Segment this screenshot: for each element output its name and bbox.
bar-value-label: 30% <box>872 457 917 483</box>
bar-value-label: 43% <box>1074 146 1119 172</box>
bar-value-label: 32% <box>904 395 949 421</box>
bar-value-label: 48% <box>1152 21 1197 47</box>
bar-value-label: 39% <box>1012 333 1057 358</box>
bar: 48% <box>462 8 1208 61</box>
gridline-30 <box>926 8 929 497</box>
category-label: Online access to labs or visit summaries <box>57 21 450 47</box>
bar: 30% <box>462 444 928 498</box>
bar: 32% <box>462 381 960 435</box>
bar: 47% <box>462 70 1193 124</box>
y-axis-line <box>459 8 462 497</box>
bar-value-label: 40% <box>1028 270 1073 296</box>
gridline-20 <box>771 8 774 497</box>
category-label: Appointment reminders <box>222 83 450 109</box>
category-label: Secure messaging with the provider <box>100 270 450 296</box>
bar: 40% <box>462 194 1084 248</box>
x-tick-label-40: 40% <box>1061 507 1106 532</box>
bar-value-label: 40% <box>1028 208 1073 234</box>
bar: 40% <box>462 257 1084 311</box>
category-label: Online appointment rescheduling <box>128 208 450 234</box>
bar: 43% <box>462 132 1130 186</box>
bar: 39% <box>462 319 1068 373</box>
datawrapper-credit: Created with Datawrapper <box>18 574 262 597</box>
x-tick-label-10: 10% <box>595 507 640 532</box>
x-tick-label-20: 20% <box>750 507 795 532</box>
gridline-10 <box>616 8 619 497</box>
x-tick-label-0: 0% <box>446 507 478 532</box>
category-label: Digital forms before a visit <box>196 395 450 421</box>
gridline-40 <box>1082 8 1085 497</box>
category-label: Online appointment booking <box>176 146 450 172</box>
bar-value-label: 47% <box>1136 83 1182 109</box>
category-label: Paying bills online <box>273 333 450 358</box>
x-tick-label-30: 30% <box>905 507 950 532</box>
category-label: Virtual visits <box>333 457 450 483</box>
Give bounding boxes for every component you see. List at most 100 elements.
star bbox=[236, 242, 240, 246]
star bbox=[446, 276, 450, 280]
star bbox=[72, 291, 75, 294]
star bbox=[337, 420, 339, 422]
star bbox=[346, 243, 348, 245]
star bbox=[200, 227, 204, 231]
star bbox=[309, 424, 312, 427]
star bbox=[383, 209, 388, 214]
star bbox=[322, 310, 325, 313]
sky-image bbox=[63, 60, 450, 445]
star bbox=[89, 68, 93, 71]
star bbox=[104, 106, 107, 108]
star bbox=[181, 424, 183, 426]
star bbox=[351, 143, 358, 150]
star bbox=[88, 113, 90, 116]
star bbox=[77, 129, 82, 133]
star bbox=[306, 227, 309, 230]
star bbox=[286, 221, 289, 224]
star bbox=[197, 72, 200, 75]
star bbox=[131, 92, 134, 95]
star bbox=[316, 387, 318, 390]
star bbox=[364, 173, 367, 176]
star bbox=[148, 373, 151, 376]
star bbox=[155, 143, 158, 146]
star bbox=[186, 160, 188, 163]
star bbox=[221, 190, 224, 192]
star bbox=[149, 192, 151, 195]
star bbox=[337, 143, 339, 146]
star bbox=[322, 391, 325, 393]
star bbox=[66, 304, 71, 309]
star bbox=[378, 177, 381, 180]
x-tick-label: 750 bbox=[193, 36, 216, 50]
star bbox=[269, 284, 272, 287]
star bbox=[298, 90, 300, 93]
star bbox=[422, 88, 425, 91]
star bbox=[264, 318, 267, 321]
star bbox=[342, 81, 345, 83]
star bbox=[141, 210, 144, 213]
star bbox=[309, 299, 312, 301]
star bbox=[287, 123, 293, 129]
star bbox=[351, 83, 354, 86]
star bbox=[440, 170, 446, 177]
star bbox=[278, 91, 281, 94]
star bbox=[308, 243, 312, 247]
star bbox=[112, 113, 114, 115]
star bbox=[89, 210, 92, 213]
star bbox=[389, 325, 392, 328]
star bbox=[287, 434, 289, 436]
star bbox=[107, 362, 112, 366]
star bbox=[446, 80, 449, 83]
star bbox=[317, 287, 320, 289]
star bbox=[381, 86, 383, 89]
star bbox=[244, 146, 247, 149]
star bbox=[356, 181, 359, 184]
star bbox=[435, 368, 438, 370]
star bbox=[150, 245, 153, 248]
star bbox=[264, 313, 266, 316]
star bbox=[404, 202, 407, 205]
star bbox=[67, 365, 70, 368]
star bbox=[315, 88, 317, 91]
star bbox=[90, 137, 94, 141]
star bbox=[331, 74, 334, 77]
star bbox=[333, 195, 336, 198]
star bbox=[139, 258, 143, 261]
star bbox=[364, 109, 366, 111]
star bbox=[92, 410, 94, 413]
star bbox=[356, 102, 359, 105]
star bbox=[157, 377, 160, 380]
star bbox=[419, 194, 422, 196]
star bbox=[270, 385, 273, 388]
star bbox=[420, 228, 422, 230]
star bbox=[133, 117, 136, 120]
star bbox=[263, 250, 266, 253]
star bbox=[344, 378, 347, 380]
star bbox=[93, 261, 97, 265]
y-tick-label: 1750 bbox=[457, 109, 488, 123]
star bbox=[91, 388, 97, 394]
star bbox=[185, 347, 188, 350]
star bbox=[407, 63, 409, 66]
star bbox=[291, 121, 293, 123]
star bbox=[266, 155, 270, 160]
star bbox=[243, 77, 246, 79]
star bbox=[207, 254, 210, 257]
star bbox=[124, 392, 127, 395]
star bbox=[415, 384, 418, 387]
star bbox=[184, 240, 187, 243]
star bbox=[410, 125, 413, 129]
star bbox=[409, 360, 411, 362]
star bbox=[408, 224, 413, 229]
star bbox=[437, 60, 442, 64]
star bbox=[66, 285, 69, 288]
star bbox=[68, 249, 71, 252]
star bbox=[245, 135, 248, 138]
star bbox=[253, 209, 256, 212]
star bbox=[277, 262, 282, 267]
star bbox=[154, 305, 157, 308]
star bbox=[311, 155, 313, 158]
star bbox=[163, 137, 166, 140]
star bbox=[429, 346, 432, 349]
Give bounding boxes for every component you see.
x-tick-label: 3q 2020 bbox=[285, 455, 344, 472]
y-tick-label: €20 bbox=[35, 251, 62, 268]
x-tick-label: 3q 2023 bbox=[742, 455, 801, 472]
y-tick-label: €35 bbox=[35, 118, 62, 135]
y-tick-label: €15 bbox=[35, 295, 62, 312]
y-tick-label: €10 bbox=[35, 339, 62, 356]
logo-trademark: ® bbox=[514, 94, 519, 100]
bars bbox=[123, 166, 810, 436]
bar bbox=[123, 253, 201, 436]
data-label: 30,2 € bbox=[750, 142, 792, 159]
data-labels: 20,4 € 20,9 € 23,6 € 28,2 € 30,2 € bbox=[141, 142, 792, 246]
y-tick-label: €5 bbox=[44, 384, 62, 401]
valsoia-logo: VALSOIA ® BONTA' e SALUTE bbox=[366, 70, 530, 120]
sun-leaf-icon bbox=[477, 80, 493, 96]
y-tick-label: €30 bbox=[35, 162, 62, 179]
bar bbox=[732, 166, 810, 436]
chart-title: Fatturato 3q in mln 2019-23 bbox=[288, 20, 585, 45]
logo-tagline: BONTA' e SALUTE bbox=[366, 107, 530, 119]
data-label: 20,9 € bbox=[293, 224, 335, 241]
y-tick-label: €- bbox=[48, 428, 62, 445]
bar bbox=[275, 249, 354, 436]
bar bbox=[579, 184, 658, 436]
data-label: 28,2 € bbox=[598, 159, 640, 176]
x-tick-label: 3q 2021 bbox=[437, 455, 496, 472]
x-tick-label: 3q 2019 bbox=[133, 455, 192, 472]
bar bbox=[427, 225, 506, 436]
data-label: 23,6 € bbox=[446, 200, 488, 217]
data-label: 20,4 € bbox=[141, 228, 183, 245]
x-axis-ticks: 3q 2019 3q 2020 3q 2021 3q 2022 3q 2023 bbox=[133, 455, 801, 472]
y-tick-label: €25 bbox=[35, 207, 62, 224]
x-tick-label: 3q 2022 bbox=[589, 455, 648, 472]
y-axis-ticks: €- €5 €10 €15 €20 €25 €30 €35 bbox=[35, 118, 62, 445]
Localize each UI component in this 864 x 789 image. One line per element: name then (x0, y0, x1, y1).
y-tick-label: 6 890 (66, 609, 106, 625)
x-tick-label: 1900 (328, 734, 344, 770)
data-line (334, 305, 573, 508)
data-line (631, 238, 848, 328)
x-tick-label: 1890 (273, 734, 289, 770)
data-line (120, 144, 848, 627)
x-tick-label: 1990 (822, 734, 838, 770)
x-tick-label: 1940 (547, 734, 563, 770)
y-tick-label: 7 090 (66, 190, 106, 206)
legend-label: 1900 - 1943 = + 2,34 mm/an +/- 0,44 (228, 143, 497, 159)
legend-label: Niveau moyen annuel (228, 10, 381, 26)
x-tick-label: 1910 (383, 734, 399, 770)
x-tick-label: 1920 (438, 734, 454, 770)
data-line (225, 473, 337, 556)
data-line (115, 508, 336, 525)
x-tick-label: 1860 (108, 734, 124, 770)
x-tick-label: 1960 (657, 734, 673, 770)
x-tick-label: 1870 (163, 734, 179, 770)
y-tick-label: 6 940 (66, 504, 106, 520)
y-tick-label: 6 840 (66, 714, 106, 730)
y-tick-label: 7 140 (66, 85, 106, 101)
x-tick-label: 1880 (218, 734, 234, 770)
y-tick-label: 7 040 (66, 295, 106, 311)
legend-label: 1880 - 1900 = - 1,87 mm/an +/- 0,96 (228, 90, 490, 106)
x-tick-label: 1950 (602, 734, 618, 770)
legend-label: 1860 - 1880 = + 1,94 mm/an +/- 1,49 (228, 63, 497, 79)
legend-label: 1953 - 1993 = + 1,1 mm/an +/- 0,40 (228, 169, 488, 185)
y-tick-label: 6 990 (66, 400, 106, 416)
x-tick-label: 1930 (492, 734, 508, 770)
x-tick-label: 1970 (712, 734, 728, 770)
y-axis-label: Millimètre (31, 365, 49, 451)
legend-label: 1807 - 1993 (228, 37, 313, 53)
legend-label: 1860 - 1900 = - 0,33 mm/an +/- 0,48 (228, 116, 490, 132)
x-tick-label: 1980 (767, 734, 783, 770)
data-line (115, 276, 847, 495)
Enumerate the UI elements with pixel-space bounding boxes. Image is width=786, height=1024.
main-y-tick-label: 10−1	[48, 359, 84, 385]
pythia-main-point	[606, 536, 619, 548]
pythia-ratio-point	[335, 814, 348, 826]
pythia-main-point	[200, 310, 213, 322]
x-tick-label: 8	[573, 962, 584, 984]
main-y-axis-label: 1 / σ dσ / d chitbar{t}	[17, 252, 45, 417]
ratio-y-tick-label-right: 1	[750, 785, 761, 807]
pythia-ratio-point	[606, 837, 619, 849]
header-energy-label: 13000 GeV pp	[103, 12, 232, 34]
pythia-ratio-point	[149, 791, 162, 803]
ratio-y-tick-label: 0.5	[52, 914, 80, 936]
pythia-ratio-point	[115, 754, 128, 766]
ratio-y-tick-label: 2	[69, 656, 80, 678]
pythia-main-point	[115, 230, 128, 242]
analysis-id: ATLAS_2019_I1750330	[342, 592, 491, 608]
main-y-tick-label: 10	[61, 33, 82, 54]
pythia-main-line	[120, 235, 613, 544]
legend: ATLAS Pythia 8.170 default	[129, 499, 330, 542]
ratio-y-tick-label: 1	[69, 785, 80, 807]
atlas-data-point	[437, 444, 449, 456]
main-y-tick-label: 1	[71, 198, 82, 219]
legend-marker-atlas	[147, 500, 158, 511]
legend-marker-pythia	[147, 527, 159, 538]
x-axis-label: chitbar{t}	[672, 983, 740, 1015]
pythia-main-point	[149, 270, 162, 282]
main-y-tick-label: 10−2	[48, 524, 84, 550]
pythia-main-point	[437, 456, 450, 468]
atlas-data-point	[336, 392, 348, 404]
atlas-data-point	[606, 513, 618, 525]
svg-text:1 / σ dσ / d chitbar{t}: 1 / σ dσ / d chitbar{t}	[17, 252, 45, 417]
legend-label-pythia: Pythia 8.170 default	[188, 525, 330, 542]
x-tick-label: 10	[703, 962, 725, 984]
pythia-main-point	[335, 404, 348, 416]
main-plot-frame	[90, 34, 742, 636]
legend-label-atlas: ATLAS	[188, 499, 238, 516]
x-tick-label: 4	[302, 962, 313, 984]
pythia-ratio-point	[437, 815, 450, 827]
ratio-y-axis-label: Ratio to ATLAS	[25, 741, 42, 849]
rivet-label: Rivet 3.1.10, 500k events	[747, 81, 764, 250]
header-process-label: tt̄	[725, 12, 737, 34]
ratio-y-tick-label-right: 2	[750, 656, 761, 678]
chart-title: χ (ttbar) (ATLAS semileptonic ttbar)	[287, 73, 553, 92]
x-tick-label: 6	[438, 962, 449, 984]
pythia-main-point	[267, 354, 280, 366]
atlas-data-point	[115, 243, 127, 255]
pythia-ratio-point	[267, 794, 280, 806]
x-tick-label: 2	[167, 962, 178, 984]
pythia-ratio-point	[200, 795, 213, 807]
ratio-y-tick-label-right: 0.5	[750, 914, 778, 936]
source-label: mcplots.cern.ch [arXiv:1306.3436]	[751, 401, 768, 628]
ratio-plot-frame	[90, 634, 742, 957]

___

* _TASK TO CARRY OUT_
Convert the entries, starting at the beginning of the entries and ending at the line that contains "gridline-30 <box>926 8 929 497</box>", into a Markdown table with the columns "Index" and "Content". Put one line in each row with its number, and omit blank lines.

* _WRITTEN RESPONSE_
| Index | Content |
|---|---|
| 1 | Segment this screenshot: for each element output its name and bbox. |
| 2 | bar-value-label: 30% <box>872 457 917 483</box> |
| 3 | bar-value-label: 43% <box>1074 146 1119 172</box> |
| 4 | bar-value-label: 32% <box>904 395 949 421</box> |
| 5 | bar-value-label: 48% <box>1152 21 1197 47</box> |
| 6 | bar-value-label: 39% <box>1012 333 1057 358</box> |
| 7 | bar: 48% <box>462 8 1208 61</box> |
| 8 | gridline-30 <box>926 8 929 497</box> |